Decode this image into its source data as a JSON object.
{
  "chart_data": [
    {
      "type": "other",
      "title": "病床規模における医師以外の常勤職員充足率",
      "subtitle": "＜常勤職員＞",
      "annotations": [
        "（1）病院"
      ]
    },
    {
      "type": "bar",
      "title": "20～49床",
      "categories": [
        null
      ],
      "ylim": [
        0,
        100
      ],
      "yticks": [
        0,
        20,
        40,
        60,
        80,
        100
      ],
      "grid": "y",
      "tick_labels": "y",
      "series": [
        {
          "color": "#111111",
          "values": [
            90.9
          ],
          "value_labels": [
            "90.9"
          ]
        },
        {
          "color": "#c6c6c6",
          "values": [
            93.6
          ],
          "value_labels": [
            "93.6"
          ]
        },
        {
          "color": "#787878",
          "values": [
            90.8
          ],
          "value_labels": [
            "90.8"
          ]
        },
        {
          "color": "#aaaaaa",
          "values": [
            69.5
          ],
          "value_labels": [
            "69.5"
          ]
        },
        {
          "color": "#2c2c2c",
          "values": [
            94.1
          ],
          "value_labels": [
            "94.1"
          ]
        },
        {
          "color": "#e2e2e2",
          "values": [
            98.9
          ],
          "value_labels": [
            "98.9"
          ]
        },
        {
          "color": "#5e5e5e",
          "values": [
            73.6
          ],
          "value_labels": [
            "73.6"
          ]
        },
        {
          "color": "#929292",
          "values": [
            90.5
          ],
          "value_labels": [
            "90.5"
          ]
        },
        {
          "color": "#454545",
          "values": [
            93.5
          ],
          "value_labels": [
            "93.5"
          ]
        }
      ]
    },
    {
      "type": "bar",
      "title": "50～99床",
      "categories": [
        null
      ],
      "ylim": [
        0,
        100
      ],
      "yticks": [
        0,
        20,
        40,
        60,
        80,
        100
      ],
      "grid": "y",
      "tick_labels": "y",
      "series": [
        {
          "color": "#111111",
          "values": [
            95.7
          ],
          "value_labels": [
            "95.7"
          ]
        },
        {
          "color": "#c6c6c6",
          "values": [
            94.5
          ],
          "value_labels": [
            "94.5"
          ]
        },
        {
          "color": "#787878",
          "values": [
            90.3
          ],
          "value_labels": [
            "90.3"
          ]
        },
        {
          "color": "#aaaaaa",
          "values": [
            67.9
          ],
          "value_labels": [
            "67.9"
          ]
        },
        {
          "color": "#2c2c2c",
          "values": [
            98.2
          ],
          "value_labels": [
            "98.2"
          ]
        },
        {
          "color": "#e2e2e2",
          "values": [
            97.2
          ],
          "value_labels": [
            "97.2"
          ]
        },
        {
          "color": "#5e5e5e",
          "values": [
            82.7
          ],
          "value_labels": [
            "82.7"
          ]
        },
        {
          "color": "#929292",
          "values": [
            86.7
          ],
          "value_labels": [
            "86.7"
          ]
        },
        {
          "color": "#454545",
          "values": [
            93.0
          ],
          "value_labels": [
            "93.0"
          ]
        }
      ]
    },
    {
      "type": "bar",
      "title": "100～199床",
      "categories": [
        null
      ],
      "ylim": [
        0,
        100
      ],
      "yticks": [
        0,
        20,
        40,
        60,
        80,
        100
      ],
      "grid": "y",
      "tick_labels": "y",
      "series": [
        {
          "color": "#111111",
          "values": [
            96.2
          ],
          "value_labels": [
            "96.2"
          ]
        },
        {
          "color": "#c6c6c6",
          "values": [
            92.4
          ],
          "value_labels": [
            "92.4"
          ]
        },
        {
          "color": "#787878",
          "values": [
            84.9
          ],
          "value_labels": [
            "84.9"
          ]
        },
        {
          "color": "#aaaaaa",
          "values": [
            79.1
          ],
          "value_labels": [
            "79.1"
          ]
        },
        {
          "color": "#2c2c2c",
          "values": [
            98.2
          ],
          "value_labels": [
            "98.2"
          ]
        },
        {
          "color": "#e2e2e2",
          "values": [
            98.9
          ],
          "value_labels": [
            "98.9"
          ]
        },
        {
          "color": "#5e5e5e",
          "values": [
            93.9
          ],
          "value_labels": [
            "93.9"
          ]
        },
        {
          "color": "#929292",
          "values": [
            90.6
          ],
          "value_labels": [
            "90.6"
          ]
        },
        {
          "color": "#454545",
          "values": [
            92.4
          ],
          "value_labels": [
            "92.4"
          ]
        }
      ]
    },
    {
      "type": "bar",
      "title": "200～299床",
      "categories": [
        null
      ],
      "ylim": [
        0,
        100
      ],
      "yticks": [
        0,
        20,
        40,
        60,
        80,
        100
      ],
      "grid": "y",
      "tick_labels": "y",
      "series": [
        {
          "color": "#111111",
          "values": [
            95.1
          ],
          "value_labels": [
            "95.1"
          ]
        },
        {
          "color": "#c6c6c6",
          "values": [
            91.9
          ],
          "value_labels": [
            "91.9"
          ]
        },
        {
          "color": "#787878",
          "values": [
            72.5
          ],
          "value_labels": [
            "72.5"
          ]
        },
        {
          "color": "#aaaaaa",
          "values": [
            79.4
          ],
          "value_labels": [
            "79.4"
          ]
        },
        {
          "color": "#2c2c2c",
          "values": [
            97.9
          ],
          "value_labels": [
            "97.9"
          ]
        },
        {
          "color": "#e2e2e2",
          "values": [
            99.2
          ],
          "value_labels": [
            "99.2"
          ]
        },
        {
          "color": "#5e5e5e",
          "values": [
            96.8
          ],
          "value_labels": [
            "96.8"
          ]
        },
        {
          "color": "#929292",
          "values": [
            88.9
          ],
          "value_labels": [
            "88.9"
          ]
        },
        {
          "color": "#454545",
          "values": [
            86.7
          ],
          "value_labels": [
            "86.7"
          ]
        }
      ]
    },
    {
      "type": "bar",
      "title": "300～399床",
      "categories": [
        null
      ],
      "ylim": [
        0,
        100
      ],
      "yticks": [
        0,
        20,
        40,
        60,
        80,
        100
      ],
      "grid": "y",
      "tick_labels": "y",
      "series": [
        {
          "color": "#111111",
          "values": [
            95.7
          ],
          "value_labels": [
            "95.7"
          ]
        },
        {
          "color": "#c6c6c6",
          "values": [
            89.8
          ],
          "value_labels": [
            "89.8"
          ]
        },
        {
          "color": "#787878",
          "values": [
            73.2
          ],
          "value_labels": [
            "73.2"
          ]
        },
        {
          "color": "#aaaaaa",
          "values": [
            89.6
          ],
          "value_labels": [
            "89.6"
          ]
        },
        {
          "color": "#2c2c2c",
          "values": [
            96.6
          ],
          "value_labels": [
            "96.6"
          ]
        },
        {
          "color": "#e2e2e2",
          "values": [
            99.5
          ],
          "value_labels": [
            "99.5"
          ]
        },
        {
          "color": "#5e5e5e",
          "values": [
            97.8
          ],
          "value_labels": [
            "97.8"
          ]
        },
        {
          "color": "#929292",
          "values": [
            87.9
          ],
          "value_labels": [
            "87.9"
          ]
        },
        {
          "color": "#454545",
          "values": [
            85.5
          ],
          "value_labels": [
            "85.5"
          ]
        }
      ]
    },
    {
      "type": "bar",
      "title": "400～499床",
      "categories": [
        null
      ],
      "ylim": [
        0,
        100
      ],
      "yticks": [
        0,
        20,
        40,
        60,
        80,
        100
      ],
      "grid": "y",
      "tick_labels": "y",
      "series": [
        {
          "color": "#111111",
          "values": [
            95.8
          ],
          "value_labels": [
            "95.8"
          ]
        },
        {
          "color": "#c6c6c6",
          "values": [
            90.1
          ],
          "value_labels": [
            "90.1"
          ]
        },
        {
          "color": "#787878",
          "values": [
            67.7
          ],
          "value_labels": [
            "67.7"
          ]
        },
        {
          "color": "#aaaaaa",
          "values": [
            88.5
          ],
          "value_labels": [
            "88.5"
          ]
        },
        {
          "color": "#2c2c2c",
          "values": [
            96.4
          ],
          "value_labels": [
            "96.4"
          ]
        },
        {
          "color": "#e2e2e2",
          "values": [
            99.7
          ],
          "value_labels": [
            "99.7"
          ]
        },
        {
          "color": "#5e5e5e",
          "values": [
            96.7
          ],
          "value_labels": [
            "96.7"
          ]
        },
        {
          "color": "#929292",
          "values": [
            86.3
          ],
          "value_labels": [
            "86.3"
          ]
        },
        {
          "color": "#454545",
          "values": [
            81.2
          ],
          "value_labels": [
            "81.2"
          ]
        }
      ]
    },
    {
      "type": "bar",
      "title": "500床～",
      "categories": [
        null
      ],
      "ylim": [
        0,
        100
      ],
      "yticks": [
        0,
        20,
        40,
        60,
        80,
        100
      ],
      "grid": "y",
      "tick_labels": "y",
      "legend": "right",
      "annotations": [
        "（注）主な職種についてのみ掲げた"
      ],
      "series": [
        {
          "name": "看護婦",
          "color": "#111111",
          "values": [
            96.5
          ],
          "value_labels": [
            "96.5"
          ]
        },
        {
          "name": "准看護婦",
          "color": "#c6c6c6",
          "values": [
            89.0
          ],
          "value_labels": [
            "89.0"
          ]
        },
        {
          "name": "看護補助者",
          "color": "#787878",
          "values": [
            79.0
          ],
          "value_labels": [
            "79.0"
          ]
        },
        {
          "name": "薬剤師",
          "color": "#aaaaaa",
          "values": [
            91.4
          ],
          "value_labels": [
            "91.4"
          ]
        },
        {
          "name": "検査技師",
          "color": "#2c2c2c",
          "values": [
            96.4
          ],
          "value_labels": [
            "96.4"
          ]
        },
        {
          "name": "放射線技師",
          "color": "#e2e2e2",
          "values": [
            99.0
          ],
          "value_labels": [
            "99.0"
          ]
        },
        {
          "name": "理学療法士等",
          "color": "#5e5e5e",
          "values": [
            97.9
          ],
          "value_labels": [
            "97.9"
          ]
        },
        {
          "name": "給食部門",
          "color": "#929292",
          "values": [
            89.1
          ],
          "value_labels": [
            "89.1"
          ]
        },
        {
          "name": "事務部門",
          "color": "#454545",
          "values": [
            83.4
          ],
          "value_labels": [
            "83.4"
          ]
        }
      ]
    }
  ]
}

-*-

#### [Given task]
Copy out every line in the listing where the word "name" appears.

#### [Answer for the task]
          "name": "看護婦",
          "name": "准看護婦",
          "name": "看護補助者",
          "name": "薬剤師",
          "name": "検査技師",
          "name": "放射線技師",
          "name": "理学療法士等",
          "name": "給食部門",
          "name": "事務部門",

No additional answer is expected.